**EXERCISE DIRECTIONS:**
List the lines of this listing that hold the word "date".

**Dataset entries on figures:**
#####

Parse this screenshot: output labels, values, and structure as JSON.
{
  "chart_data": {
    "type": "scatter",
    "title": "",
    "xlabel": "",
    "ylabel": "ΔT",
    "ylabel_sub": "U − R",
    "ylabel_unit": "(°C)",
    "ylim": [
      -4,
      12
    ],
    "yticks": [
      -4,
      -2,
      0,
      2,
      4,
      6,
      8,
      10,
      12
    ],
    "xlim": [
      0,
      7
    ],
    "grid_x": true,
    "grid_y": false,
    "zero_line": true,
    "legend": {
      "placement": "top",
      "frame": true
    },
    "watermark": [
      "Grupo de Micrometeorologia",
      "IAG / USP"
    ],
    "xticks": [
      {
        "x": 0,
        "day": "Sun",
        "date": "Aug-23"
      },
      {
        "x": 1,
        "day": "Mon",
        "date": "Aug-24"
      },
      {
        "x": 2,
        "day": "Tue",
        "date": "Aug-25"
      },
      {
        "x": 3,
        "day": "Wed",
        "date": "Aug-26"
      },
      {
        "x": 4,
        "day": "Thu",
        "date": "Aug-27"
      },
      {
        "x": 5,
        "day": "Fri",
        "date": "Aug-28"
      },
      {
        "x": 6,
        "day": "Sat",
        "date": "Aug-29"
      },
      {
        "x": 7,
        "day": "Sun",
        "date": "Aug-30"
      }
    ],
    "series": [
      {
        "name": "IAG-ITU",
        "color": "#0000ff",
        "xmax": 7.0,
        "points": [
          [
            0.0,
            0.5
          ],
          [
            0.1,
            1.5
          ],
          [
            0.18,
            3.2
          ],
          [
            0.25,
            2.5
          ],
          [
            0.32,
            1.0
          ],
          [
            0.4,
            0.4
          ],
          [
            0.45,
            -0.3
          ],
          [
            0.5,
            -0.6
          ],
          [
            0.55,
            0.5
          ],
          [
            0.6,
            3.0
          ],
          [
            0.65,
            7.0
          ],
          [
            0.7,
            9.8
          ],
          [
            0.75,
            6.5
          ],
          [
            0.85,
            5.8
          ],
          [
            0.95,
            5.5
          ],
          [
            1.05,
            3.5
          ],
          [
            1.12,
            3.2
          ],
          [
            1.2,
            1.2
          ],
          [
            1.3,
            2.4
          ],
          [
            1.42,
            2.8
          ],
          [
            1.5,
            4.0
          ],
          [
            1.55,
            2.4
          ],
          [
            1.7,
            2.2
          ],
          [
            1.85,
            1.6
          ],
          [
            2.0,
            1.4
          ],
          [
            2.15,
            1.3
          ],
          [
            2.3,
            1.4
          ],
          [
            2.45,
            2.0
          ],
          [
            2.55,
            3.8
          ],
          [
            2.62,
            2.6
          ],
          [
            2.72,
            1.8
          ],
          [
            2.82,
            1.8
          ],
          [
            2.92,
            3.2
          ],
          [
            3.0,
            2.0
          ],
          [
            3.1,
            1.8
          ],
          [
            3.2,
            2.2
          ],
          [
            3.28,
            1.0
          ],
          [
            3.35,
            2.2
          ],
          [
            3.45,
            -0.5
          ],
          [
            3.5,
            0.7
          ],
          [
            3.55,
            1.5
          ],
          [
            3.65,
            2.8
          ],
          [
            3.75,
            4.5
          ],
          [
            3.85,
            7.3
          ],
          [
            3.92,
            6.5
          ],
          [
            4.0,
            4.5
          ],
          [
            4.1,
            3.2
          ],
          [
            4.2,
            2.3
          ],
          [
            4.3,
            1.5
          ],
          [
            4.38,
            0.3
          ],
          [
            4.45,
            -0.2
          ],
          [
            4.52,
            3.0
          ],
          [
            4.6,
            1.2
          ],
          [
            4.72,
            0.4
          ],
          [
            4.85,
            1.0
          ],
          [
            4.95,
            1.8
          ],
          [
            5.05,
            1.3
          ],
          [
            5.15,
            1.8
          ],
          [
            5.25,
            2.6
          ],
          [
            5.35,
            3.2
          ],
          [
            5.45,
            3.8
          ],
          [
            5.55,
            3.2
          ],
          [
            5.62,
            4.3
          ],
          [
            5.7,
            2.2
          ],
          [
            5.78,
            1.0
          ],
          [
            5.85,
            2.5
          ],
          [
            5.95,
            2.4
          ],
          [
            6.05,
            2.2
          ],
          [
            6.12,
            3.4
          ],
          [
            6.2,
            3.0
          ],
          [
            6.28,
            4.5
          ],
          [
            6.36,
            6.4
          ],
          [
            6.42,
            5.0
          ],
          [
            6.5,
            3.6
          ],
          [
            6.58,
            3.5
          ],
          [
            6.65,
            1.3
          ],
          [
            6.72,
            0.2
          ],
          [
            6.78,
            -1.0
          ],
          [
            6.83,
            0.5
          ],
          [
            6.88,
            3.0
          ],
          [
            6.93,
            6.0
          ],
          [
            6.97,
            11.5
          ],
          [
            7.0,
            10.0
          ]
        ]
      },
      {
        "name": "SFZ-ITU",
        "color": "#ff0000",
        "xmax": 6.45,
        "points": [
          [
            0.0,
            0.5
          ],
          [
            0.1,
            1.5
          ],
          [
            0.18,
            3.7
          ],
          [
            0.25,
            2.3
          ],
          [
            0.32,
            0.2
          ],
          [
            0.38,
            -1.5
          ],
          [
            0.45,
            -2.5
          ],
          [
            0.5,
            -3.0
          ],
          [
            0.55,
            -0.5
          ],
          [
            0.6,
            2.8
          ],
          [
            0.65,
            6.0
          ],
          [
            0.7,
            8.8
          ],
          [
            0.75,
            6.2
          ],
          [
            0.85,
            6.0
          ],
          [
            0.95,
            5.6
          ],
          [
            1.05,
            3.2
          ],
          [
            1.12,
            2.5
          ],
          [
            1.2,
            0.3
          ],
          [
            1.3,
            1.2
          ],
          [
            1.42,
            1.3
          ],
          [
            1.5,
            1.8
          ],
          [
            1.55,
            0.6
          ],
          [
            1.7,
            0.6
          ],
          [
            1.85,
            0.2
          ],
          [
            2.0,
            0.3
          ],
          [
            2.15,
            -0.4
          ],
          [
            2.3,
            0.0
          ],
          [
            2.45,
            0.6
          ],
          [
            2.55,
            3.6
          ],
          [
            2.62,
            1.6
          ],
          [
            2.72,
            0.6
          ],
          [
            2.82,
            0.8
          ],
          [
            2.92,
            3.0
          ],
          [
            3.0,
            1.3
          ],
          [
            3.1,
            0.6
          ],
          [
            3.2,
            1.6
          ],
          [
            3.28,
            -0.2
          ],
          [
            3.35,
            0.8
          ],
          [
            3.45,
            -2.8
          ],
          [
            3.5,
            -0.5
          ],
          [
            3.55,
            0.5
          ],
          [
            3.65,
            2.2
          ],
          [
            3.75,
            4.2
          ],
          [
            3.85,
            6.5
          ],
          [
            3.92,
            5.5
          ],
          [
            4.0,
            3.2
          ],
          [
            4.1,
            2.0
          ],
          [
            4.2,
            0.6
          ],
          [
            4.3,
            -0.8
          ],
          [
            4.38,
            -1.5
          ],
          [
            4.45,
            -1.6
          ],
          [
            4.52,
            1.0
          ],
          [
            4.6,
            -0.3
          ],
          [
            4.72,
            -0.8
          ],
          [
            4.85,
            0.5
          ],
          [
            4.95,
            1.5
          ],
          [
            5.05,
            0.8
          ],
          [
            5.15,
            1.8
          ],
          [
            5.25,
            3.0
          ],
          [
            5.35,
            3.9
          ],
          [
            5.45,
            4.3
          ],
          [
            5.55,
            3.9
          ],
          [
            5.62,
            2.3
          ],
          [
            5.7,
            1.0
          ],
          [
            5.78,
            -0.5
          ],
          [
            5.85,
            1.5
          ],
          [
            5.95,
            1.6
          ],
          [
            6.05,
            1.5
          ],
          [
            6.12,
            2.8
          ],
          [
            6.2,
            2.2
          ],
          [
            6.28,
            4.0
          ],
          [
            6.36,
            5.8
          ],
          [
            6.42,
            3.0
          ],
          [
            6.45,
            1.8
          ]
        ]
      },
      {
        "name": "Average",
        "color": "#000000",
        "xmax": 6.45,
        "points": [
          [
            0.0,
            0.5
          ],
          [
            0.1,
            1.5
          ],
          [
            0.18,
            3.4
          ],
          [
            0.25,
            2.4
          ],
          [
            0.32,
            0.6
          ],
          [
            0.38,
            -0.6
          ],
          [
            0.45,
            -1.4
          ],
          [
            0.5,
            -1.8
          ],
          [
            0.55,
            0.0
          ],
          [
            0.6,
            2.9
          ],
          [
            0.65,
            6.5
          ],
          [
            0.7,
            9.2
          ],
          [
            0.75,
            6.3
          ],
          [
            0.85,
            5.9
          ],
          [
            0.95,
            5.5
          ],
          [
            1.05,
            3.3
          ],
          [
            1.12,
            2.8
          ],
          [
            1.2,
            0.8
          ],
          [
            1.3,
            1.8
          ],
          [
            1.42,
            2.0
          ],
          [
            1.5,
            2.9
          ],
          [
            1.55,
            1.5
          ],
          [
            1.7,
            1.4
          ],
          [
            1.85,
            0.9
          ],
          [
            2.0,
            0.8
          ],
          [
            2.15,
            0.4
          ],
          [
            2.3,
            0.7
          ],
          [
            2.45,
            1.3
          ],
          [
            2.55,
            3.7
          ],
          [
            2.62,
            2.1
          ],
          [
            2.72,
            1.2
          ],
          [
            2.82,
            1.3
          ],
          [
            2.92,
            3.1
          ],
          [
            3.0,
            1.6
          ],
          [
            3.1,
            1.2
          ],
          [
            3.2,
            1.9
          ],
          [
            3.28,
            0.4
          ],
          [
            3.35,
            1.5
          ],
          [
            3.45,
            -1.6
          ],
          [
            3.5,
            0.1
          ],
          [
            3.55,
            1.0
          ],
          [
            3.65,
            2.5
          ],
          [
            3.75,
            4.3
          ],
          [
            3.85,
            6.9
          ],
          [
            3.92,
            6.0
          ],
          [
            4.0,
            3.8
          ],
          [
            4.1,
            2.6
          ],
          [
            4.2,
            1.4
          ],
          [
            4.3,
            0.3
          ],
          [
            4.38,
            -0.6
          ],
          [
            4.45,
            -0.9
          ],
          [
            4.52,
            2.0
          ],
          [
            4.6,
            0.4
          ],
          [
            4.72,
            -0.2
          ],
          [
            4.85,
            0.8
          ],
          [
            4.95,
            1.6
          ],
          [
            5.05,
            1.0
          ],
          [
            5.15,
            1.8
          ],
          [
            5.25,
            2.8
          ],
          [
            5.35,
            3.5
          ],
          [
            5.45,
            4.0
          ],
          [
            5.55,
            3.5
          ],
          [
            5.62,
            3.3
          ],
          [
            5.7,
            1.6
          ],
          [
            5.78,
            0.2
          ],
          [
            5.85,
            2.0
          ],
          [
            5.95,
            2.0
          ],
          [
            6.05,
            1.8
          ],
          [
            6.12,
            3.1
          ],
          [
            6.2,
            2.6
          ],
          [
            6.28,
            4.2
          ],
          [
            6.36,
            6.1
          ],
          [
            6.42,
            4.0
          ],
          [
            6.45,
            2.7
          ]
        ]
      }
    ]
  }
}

#####

**CORRECT ANSWER:**
        "date": "Aug-23"
        "date": "Aug-24"
        "date": "Aug-25"
        "date": "Aug-26"
        "date": "Aug-27"
        "date": "Aug-28"
        "date": "Aug-29"
        "date": "Aug-30"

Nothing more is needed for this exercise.